*Text segment*
--- START ---

The Google DeepMind project will learn its AI how to play Starcraft II after learning other games.
Beacon Transcript – Google’s DeepMind, the Artificial Intelligence development project, will be teaming up with Blizzard Entertainment so as to teach the AI how to play Starcraft II.
With the Artificial Intelligence (AI) being one of the most up-and-coming domains in technology, the system is being introduced in a multitude of varied fields so as to enlarge its databases.
Google, the giant Internet company has its own separate AI development division and its DeepMind project will start acquiring knowledge through the use of an unexpected medium.
The project’s research team will be collaborating with the Blizzard Entertainment group as they develop an API or Application Program Interface.
This will allow AI research environments the possibility to gather data and learn based on the Starcraft II game. The API will also be made available sometimes next year to other interested researchers and developers in the AI domain.
The API will allow programmers to use and train AI players to play the game, which could contribute to the acquiring of new skills in both human players and the AI.
As the players chose to use the aforementioned artificial intelligence players, the system itself would benefit from this as it would come to gather new, more varied data than in a laboratory which features no real-world scenario scripts.
AI agents have already mingled in a number of games, mostly Atari classics and the Asian Go, both of which they have learned to play as good as any human player, even managing to defeat their competition.

--- END ---

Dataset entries
--- START ---

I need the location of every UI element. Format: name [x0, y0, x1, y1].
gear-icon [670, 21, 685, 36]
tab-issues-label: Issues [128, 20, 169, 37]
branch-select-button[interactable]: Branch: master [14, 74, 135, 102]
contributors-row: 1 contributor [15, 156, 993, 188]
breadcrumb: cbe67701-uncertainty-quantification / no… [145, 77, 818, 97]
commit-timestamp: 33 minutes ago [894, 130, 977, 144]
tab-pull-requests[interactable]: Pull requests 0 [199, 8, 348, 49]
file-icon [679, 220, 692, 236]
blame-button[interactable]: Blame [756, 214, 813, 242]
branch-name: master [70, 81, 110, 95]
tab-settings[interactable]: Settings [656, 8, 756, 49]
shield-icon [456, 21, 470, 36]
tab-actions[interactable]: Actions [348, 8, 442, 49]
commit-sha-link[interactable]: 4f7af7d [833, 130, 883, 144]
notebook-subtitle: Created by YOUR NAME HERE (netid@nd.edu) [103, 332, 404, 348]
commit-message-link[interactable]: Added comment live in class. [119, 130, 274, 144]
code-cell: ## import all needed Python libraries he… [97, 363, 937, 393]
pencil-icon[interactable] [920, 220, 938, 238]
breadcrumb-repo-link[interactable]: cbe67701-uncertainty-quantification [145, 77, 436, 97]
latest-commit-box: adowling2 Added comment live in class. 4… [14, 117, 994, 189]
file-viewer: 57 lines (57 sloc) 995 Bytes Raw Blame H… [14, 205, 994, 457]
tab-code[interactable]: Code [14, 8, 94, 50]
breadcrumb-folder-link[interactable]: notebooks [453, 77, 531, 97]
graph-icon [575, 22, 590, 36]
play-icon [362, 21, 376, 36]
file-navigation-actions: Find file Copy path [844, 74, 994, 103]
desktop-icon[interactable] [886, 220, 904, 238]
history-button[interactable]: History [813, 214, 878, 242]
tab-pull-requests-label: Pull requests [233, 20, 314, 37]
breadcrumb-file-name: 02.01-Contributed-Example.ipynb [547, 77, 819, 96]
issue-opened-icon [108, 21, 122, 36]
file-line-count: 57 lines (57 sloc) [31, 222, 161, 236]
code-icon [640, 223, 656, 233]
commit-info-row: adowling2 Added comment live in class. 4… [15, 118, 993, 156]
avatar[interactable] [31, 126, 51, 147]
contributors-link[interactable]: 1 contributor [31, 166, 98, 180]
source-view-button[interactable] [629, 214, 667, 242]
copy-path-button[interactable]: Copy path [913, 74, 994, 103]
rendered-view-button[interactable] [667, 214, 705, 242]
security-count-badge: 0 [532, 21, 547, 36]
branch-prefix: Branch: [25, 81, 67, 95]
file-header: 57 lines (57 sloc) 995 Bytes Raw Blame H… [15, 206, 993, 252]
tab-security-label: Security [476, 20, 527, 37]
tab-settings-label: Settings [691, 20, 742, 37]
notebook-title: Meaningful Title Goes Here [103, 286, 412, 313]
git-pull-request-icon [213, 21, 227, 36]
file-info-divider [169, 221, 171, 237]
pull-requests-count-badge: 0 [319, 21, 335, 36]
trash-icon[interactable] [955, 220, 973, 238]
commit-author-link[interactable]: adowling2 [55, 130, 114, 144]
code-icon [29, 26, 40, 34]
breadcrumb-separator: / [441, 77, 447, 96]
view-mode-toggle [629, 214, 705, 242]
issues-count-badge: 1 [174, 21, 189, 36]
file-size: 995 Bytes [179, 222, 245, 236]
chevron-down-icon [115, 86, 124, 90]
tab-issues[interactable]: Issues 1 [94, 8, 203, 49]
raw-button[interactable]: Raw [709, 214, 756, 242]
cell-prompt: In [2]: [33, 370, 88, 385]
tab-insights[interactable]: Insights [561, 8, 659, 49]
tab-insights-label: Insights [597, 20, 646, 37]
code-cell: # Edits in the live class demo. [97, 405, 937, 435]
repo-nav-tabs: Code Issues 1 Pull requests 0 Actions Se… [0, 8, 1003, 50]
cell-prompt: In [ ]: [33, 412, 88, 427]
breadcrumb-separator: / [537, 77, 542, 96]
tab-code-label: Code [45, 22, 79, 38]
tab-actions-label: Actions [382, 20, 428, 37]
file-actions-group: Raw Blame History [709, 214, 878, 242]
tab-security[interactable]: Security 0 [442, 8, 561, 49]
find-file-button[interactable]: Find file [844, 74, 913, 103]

--- END ---

*Exercise tasks*
A: Switch "unexpected medium" to "unusual medium" in the DeepMind article, and write out the passage from "With the Artificial" up to and including "an unexpected medium.".
B: Please proceed with the DeepMind article from the point where it stops.

*Response list*
A:
With the Artificial Intelligence (AI) being one of the most up-and-coming domains in technology, the system is being introduced in a multitude of varied fields so as to enlarge its databases.
Google, the giant Internet company has its own separate AI development division and its DeepMind project will start acquiring knowledge through the use of an unusual medium.

B:
According to statements, Starcraft was chosen as the next game challenge for the DeepMind project thanks to its more complicated set of rules which cannot be pre-programmed, as compared to classics such as Chess and Go whose rules can be introduced.
The game will not feature readily available information so the AI player will have to explore the constantly changing game environment so as to be able to plan its future move.
The AI agent will also have to develop a quick strategy so as to combat its opponents and counterattack their moves.
The artificial intelligence player will as such have to learn and train itself to develop an effective memory system which will also help it generate spontaneous plans as opposed to the long-term planned moves specific to chess or other such games.
The Starcraft II real-world scenarios will also contribute to the program’s knowledge as it could account for the possibility of transposing Google’s DeepMind to more real-world applications sometimes in the future.
The DeepMind research team will continue their partnership with Blizzard so as to develop a series of training missions or “curriculum scenarios”.
This will help researchers determine the acquisition and effectiveness of certain skills based on different advances and algorithms.
The future API release will allow the interested developers the option of developing their own Starcraft II scenarios.